Exercise prompt → Every record should be copied exactly, except that pictures are to be omitted.

Input data →
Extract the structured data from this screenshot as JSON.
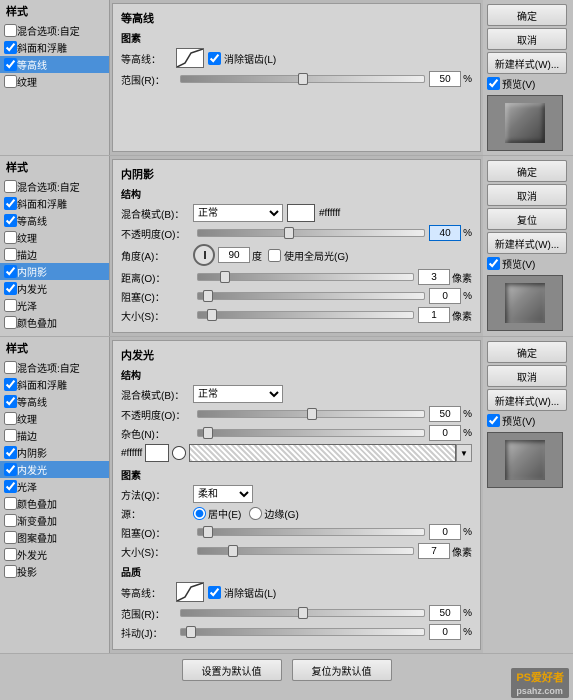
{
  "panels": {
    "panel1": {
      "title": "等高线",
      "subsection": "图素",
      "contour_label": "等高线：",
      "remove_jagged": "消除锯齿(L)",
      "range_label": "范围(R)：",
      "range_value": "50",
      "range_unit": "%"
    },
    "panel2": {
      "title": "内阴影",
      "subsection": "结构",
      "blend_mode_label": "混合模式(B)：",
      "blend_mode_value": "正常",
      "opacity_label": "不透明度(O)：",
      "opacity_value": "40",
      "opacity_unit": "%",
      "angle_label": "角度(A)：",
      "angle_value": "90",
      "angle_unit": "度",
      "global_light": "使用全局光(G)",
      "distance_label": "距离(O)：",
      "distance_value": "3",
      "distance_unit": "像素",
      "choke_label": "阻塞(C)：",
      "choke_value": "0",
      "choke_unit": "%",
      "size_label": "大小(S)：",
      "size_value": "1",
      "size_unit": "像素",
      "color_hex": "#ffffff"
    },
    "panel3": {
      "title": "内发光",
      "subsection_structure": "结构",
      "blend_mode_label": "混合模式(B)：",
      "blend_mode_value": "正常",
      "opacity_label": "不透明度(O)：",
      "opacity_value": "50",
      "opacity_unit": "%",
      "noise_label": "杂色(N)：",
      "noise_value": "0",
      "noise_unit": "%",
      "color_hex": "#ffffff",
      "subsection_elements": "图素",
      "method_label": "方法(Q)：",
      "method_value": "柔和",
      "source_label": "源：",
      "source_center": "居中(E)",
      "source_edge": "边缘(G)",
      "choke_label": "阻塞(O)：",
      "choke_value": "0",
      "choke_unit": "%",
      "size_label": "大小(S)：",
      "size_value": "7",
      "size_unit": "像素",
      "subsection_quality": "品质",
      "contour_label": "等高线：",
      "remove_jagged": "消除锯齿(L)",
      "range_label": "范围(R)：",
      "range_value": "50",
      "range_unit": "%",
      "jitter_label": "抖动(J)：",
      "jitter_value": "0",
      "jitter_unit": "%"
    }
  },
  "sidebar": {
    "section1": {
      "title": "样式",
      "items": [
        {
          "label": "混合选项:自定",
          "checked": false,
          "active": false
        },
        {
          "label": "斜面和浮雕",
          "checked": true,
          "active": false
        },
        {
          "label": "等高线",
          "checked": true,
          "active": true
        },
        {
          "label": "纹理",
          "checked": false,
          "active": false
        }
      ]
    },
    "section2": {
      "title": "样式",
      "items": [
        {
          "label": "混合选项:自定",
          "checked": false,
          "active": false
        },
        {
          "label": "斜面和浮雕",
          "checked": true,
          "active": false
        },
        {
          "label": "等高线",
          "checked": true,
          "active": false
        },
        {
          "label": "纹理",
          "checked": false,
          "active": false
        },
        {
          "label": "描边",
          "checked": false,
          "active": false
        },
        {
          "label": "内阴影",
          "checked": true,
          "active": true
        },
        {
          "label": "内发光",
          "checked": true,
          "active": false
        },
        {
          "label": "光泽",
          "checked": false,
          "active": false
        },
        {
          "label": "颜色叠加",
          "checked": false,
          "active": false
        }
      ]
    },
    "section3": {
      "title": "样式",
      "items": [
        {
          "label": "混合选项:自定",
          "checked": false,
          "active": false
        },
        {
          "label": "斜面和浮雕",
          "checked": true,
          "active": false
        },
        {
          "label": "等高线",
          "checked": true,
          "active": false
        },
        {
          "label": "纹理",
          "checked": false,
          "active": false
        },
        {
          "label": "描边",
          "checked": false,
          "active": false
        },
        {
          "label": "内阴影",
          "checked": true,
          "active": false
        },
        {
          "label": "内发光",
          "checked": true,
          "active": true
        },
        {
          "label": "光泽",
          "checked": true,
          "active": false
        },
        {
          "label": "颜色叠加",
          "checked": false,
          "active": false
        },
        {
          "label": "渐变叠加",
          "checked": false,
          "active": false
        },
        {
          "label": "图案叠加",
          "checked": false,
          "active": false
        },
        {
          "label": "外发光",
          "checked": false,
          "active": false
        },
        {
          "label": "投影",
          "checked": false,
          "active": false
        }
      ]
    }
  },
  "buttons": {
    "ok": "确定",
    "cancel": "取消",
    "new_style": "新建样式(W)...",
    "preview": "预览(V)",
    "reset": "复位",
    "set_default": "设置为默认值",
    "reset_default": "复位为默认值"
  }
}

Output below →
Extract the structured data from this screenshot as JSON.
{
  "panels": {
    "panel1": {
      "title": "等高线",
      "subsection": "图素",
      "contour_label": "等高线：",
      "remove_jagged": "消除锯齿(L)",
      "range_label": "范围(R)：",
      "range_value": "50",
      "range_unit": "%"
    },
    "panel2": {
      "title": "内阴影",
      "subsection": "结构",
      "blend_mode_label": "混合模式(B)：",
      "blend_mode_value": "正常",
      "opacity_label": "不透明度(O)：",
      "opacity_value": "40",
      "opacity_unit": "%",
      "angle_label": "角度(A)：",
      "angle_value": "90",
      "angle_unit": "度",
      "global_light": "使用全局光(G)",
      "distance_label": "距离(O)：",
      "distance_value": "3",
      "distance_unit": "像素",
      "choke_label": "阻塞(C)：",
      "choke_value": "0",
      "choke_unit": "%",
      "size_label": "大小(S)：",
      "size_value": "1",
      "size_unit": "像素",
      "color_hex": "#ffffff"
    },
    "panel3": {
      "title": "内发光",
      "subsection_structure": "结构",
      "blend_mode_label": "混合模式(B)：",
      "blend_mode_value": "正常",
      "opacity_label": "不透明度(O)：",
      "opacity_value": "50",
      "opacity_unit": "%",
      "noise_label": "杂色(N)：",
      "noise_value": "0",
      "noise_unit": "%",
      "color_hex": "#ffffff",
      "subsection_elements": "图素",
      "method_label": "方法(Q)：",
      "method_value": "柔和",
      "source_label": "源：",
      "source_center": "居中(E)",
      "source_edge": "边缘(G)",
      "choke_label": "阻塞(O)：",
      "choke_value": "0",
      "choke_unit": "%",
      "size_label": "大小(S)：",
      "size_value": "7",
      "size_unit": "像素",
      "subsection_quality": "品质",
      "contour_label": "等高线：",
      "remove_jagged": "消除锯齿(L)",
      "range_label": "范围(R)：",
      "range_value": "50",
      "range_unit": "%",
      "jitter_label": "抖动(J)：",
      "jitter_value": "0",
      "jitter_unit": "%"
    }
  },
  "sidebar": {
    "section1": {
      "title": "样式",
      "items": [
        {
          "label": "混合选项:自定",
          "checked": false,
          "active": false
        },
        {
          "label": "斜面和浮雕",
          "checked": true,
          "active": false
        },
        {
          "label": "等高线",
          "checked": true,
          "active": true
        },
        {
          "label": "纹理",
          "checked": false,
          "active": false
        }
      ]
    },
    "section2": {
      "title": "样式",
      "items": [
        {
          "label": "混合选项:自定",
          "checked": false,
          "active": false
        },
        {
          "label": "斜面和浮雕",
          "checked": true,
          "active": false
        },
        {
          "label": "等高线",
          "checked": true,
          "active": false
        },
        {
          "label": "纹理",
          "checked": false,
          "active": false
        },
        {
          "label": "描边",
          "checked": false,
          "active": false
        },
        {
          "label": "内阴影",
          "checked": true,
          "active": true
        },
        {
          "label": "内发光",
          "checked": true,
          "active": false
        },
        {
          "label": "光泽",
          "checked": false,
          "active": false
        },
        {
          "label": "颜色叠加",
          "checked": false,
          "active": false
        }
      ]
    },
    "section3": {
      "title": "样式",
      "items": [
        {
          "label": "混合选项:自定",
          "checked": false,
          "active": false
        },
        {
          "label": "斜面和浮雕",
          "checked": true,
          "active": false
        },
        {
          "label": "等高线",
          "checked": true,
          "active": false
        },
        {
          "label": "纹理",
          "checked": false,
          "active": false
        },
        {
          "label": "描边",
          "checked": false,
          "active": false
        },
        {
          "label": "内阴影",
          "checked": true,
          "active": false
        },
        {
          "label": "内发光",
          "checked": true,
          "active": true
        },
        {
          "label": "光泽",
          "checked": true,
          "active": false
        },
        {
          "label": "颜色叠加",
          "checked": false,
          "active": false
        },
        {
          "label": "渐变叠加",
          "checked": false,
          "active": false
        },
        {
          "label": "图案叠加",
          "checked": false,
          "active": false
        },
        {
          "label": "外发光",
          "checked": false,
          "active": false
        },
        {
          "label": "投影",
          "checked": false,
          "active": false
        }
      ]
    }
  },
  "buttons": {
    "ok": "确定",
    "cancel": "取消",
    "new_style": "新建样式(W)...",
    "preview": "预览(V)",
    "reset": "复位",
    "set_default": "设置为默认值",
    "reset_default": "复位为默认值"
  }
}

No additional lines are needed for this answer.